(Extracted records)

══════════════════════════════

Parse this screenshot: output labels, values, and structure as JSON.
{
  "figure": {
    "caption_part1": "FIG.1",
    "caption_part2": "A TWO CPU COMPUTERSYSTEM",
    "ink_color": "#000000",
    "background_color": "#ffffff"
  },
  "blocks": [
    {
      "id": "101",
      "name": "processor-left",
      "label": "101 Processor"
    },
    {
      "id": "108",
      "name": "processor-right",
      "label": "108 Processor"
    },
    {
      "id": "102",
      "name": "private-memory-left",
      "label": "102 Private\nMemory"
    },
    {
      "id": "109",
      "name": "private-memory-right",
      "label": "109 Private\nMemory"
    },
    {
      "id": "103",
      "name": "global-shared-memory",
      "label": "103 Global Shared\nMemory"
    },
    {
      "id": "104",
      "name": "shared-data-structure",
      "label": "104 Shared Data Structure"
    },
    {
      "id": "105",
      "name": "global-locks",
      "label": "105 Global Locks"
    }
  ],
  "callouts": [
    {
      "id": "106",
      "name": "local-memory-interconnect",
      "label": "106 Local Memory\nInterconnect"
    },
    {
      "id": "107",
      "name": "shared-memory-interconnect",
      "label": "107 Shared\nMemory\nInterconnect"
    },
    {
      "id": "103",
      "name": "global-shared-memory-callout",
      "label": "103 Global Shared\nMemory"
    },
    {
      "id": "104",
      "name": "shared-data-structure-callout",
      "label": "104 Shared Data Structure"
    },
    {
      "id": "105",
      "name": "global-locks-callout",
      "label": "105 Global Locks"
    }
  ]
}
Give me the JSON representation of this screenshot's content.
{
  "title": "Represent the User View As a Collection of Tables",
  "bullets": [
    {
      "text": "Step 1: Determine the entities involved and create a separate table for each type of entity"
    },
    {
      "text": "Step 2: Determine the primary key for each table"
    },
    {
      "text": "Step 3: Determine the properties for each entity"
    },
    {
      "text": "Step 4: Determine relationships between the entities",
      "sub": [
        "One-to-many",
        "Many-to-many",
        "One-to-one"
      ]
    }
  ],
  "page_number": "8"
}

══════════════════════════════

(OBJECTIVE): Your task is to print all of the records exactly.

(TASK SOLUTION):
Parse this screenshot: output labels, values, and structure as JSON.
{
  "figure": {
    "caption_part1": "FIG.1",
    "caption_part2": "A TWO CPU COMPUTERSYSTEM",
    "ink_color": "#000000",
    "background_color": "#ffffff"
  },
  "blocks": [
    {
      "id": "101",
      "name": "processor-left",
      "label": "101 Processor"
    },
    {
      "id": "108",
      "name": "processor-right",
      "label": "108 Processor"
    },
    {
      "id": "102",
      "name": "private-memory-left",
      "label": "102 Private\nMemory"
    },
    {
      "id": "109",
      "name": "private-memory-right",
      "label": "109 Private\nMemory"
    },
    {
      "id": "103",
      "name": "global-shared-memory",
      "label": "103 Global Shared\nMemory"
    },
    {
      "id": "104",
      "name": "shared-data-structure",
      "label": "104 Shared Data Structure"
    },
    {
      "id": "105",
      "name": "global-locks",
      "label": "105 Global Locks"
    }
  ],
  "callouts": [
    {
      "id": "106",
      "name": "local-memory-interconnect",
      "label": "106 Local Memory\nInterconnect"
    },
    {
      "id": "107",
      "name": "shared-memory-interconnect",
      "label": "107 Shared\nMemory\nInterconnect"
    },
    {
      "id": "103",
      "name": "global-shared-memory-callout",
      "label": "103 Global Shared\nMemory"
    },
    {
      "id": "104",
      "name": "shared-data-structure-callout",
      "label": "104 Shared Data Structure"
    },
    {
      "id": "105",
      "name": "global-locks-callout",
      "label": "105 Global Locks"
    }
  ]
}
Give me the JSON representation of this screenshot's content.
{
  "title": "Represent the User View As a Collection of Tables",
  "bullets": [
    {
      "text": "Step 1: Determine the entities involved and create a separate table for each type of entity"
    },
    {
      "text": "Step 2: Determine the primary key for each table"
    },
    {
      "text": "Step 3: Determine the properties for each entity"
    },
    {
      "text": "Step 4: Determine relationships between the entities",
      "sub": [
        "One-to-many",
        "Many-to-many",
        "One-to-one"
      ]
    }
  ],
  "page_number": "8"
}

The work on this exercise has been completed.